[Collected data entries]
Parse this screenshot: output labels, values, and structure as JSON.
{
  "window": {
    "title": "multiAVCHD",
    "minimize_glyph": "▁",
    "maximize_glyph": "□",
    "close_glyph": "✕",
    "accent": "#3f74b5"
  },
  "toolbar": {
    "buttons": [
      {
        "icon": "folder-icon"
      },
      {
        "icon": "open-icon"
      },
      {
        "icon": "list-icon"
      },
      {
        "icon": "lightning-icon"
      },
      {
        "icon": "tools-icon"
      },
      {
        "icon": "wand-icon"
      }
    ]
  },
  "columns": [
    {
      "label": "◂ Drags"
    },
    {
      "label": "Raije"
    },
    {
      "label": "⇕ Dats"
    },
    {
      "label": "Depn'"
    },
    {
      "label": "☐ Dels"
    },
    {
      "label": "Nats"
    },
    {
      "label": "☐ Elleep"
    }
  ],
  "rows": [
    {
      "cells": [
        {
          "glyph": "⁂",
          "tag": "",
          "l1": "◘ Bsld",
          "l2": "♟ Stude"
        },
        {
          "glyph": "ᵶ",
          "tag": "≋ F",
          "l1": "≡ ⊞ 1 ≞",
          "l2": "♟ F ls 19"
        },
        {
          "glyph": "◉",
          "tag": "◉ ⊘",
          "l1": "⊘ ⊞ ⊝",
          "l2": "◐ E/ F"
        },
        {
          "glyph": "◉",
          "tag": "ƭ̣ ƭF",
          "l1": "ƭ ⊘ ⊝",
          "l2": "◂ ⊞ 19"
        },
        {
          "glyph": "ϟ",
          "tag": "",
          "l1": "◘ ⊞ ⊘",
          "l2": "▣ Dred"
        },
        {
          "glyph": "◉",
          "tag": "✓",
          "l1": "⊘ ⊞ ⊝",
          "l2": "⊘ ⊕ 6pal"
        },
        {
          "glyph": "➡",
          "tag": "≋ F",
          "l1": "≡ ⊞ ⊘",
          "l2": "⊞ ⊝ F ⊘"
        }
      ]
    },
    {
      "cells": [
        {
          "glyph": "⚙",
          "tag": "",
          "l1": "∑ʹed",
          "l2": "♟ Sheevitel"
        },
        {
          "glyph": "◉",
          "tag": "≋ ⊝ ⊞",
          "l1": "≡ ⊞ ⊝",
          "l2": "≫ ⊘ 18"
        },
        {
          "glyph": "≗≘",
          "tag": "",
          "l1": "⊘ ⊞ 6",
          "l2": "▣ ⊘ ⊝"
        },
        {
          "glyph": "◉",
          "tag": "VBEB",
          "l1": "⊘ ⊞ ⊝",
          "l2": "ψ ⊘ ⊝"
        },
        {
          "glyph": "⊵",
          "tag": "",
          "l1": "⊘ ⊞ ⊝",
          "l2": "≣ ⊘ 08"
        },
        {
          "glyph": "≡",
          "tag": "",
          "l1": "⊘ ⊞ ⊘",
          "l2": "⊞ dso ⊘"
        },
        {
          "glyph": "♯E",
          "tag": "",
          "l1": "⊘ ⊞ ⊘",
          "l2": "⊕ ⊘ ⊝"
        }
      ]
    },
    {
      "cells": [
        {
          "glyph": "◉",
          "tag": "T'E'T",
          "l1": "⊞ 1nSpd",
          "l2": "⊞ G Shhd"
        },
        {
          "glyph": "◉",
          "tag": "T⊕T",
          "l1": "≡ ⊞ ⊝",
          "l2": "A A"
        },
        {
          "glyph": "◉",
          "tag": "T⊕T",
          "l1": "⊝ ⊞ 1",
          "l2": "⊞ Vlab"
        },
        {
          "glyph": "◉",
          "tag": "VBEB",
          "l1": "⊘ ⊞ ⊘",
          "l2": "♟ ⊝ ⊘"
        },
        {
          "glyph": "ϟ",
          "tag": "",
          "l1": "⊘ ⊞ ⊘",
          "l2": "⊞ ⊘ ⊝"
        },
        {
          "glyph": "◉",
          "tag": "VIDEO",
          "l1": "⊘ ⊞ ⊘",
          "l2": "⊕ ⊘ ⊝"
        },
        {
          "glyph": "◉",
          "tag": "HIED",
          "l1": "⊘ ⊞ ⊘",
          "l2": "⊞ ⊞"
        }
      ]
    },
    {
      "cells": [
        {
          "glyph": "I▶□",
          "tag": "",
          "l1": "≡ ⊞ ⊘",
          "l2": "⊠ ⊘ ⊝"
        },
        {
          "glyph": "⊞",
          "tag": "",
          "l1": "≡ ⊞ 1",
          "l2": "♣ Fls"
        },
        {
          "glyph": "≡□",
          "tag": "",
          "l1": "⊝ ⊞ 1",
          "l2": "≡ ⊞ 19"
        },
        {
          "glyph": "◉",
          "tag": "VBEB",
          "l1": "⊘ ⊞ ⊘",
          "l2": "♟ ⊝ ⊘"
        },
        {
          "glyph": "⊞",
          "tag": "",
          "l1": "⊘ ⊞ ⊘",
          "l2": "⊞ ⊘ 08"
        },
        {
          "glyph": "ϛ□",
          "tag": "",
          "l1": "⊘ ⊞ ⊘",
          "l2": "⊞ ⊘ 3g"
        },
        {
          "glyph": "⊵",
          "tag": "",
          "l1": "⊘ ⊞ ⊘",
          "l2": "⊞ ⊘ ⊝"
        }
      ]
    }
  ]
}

Task directions: Repeat each of the entries above precisely as given.

Correct response:
Parse this screenshot: output labels, values, and structure as JSON.
{
  "window": {
    "title": "multiAVCHD",
    "minimize_glyph": "▁",
    "maximize_glyph": "□",
    "close_glyph": "✕",
    "accent": "#3f74b5"
  },
  "toolbar": {
    "buttons": [
      {
        "icon": "folder-icon"
      },
      {
        "icon": "open-icon"
      },
      {
        "icon": "list-icon"
      },
      {
        "icon": "lightning-icon"
      },
      {
        "icon": "tools-icon"
      },
      {
        "icon": "wand-icon"
      }
    ]
  },
  "columns": [
    {
      "label": "◂ Drags"
    },
    {
      "label": "Raije"
    },
    {
      "label": "⇕ Dats"
    },
    {
      "label": "Depn'"
    },
    {
      "label": "☐ Dels"
    },
    {
      "label": "Nats"
    },
    {
      "label": "☐ Elleep"
    }
  ],
  "rows": [
    {
      "cells": [
        {
          "glyph": "⁂",
          "tag": "",
          "l1": "◘ Bsld",
          "l2": "♟ Stude"
        },
        {
          "glyph": "ᵶ",
          "tag": "≋ F",
          "l1": "≡ ⊞ 1 ≞",
          "l2": "♟ F ls 19"
        },
        {
          "glyph": "◉",
          "tag": "◉ ⊘",
          "l1": "⊘ ⊞ ⊝",
          "l2": "◐ E/ F"
        },
        {
          "glyph": "◉",
          "tag": "ƭ̣ ƭF",
          "l1": "ƭ ⊘ ⊝",
          "l2": "◂ ⊞ 19"
        },
        {
          "glyph": "ϟ",
          "tag": "",
          "l1": "◘ ⊞ ⊘",
          "l2": "▣ Dred"
        },
        {
          "glyph": "◉",
          "tag": "✓",
          "l1": "⊘ ⊞ ⊝",
          "l2": "⊘ ⊕ 6pal"
        },
        {
          "glyph": "➡",
          "tag": "≋ F",
          "l1": "≡ ⊞ ⊘",
          "l2": "⊞ ⊝ F ⊘"
        }
      ]
    },
    {
      "cells": [
        {
          "glyph": "⚙",
          "tag": "",
          "l1": "∑ʹed",
          "l2": "♟ Sheevitel"
        },
        {
          "glyph": "◉",
          "tag": "≋ ⊝ ⊞",
          "l1": "≡ ⊞ ⊝",
          "l2": "≫ ⊘ 18"
        },
        {
          "glyph": "≗≘",
          "tag": "",
          "l1": "⊘ ⊞ 6",
          "l2": "▣ ⊘ ⊝"
        },
        {
          "glyph": "◉",
          "tag": "VBEB",
          "l1": "⊘ ⊞ ⊝",
          "l2": "ψ ⊘ ⊝"
        },
        {
          "glyph": "⊵",
          "tag": "",
          "l1": "⊘ ⊞ ⊝",
          "l2": "≣ ⊘ 08"
        },
        {
          "glyph": "≡",
          "tag": "",
          "l1": "⊘ ⊞ ⊘",
          "l2": "⊞ dso ⊘"
        },
        {
          "glyph": "♯E",
          "tag": "",
          "l1": "⊘ ⊞ ⊘",
          "l2": "⊕ ⊘ ⊝"
        }
      ]
    },
    {
      "cells": [
        {
          "glyph": "◉",
          "tag": "T'E'T",
          "l1": "⊞ 1nSpd",
          "l2": "⊞ G Shhd"
        },
        {
          "glyph": "◉",
          "tag": "T⊕T",
          "l1": "≡ ⊞ ⊝",
          "l2": "A A"
        },
        {
          "glyph": "◉",
          "tag": "T⊕T",
          "l1": "⊝ ⊞ 1",
          "l2": "⊞ Vlab"
        },
        {
          "glyph": "◉",
          "tag": "VBEB",
          "l1": "⊘ ⊞ ⊘",
          "l2": "♟ ⊝ ⊘"
        },
        {
          "glyph": "ϟ",
          "tag": "",
          "l1": "⊘ ⊞ ⊘",
          "l2": "⊞ ⊘ ⊝"
        },
        {
          "glyph": "◉",
          "tag": "VIDEO",
          "l1": "⊘ ⊞ ⊘",
          "l2": "⊕ ⊘ ⊝"
        },
        {
          "glyph": "◉",
          "tag": "HIED",
          "l1": "⊘ ⊞ ⊘",
          "l2": "⊞ ⊞"
        }
      ]
    },
    {
      "cells": [
        {
          "glyph": "I▶□",
          "tag": "",
          "l1": "≡ ⊞ ⊘",
          "l2": "⊠ ⊘ ⊝"
        },
        {
          "glyph": "⊞",
          "tag": "",
          "l1": "≡ ⊞ 1",
          "l2": "♣ Fls"
        },
        {
          "glyph": "≡□",
          "tag": "",
          "l1": "⊝ ⊞ 1",
          "l2": "≡ ⊞ 19"
        },
        {
          "glyph": "◉",
          "tag": "VBEB",
          "l1": "⊘ ⊞ ⊘",
          "l2": "♟ ⊝ ⊘"
        },
        {
          "glyph": "⊞",
          "tag": "",
          "l1": "⊘ ⊞ ⊘",
          "l2": "⊞ ⊘ 08"
        },
        {
          "glyph": "ϛ□",
          "tag": "",
          "l1": "⊘ ⊞ ⊘",
          "l2": "⊞ ⊘ 3g"
        },
        {
          "glyph": "⊵",
          "tag": "",
          "l1": "⊘ ⊞ ⊘",
          "l2": "⊞ ⊘ ⊝"
        }
      ]
    }
  ]
}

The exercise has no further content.